**Instructions for the task**
Quote the entries in full, character for character, without their images.

## START Task input

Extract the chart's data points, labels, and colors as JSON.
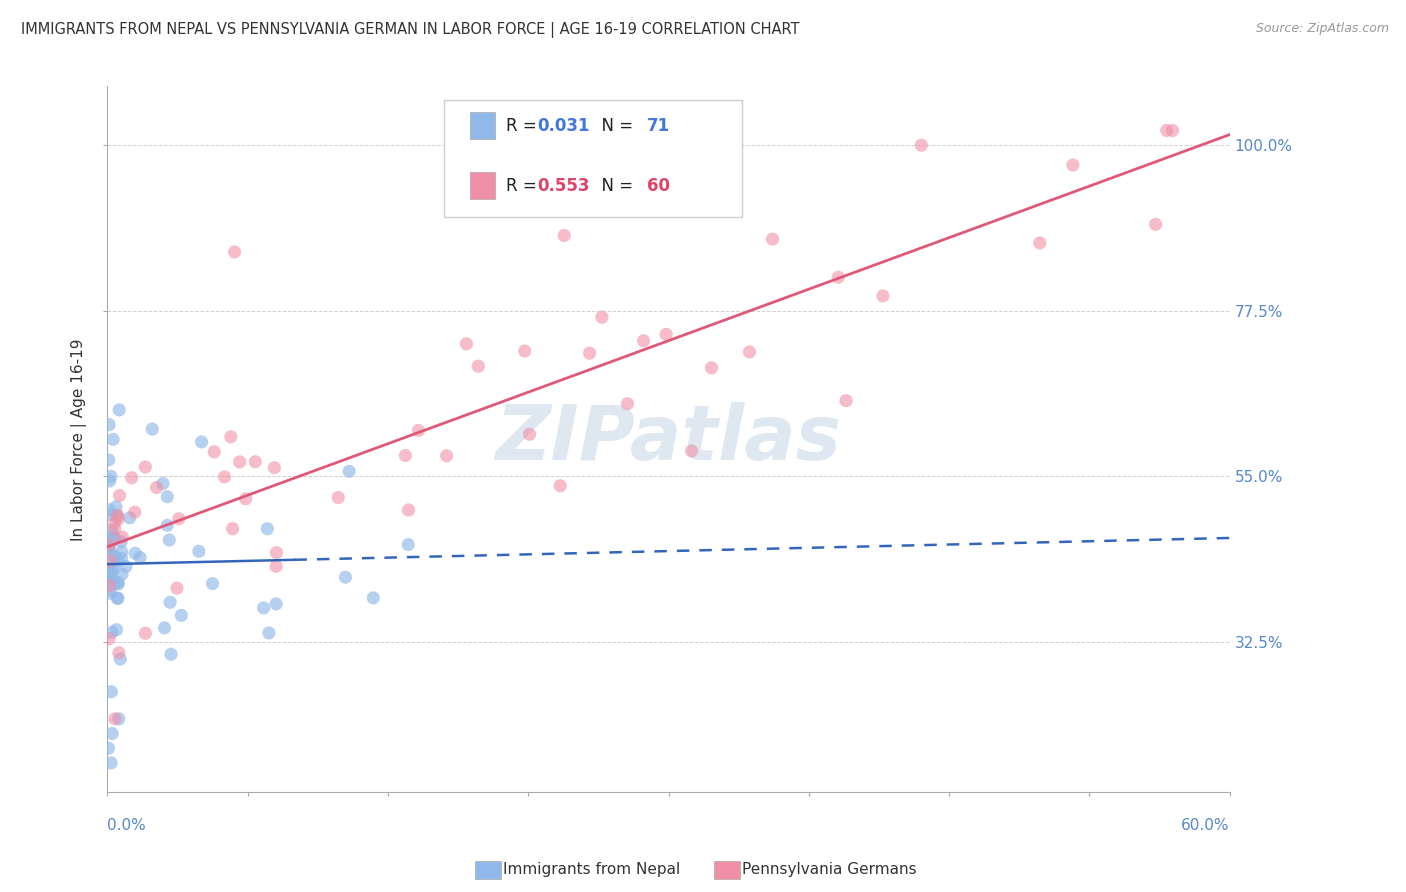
{
  "title": "IMMIGRANTS FROM NEPAL VS PENNSYLVANIA GERMAN IN LABOR FORCE | AGE 16-19 CORRELATION CHART",
  "source": "Source: ZipAtlas.com",
  "ylabel": "In Labor Force | Age 16-19",
  "watermark": "ZIPatlas",
  "nepal_R": 0.031,
  "nepal_N": 71,
  "pagerman_R": 0.553,
  "pagerman_N": 60,
  "blue_color": "#90b8e8",
  "pink_color": "#f090a8",
  "blue_line_color": "#3366bb",
  "pink_line_color": "#e05878",
  "x_range": [
    0.0,
    0.6
  ],
  "y_range": [
    0.12,
    1.08
  ],
  "y_ticks": [
    0.325,
    0.55,
    0.775,
    1.0
  ],
  "y_tick_labels": [
    "32.5%",
    "55.0%",
    "77.5%",
    "100.0%"
  ],
  "grid_color": "#cccccc",
  "axis_color": "#aaaaaa",
  "label_color": "#5588cc",
  "title_color": "#333333",
  "source_color": "#999999",
  "legend_R_blue": "#4477dd",
  "legend_R_pink": "#dd4466"
}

## END Task input

**Answer in full**
Extract the chart's data points, labels, and colors as JSON.
{
  "title": "IMMIGRANTS FROM NEPAL VS PENNSYLVANIA GERMAN IN LABOR FORCE | AGE 16-19 CORRELATION CHART",
  "source": "Source: ZipAtlas.com",
  "ylabel": "In Labor Force | Age 16-19",
  "watermark": "ZIPatlas",
  "nepal_R": 0.031,
  "nepal_N": 71,
  "pagerman_R": 0.553,
  "pagerman_N": 60,
  "blue_color": "#90b8e8",
  "pink_color": "#f090a8",
  "blue_line_color": "#3366bb",
  "pink_line_color": "#e05878",
  "x_range": [
    0.0,
    0.6
  ],
  "y_range": [
    0.12,
    1.08
  ],
  "y_ticks": [
    0.325,
    0.55,
    0.775,
    1.0
  ],
  "y_tick_labels": [
    "32.5%",
    "55.0%",
    "77.5%",
    "100.0%"
  ],
  "grid_color": "#cccccc",
  "axis_color": "#aaaaaa",
  "label_color": "#5588cc",
  "title_color": "#333333",
  "source_color": "#999999",
  "legend_R_blue": "#4477dd",
  "legend_R_pink": "#dd4466"
}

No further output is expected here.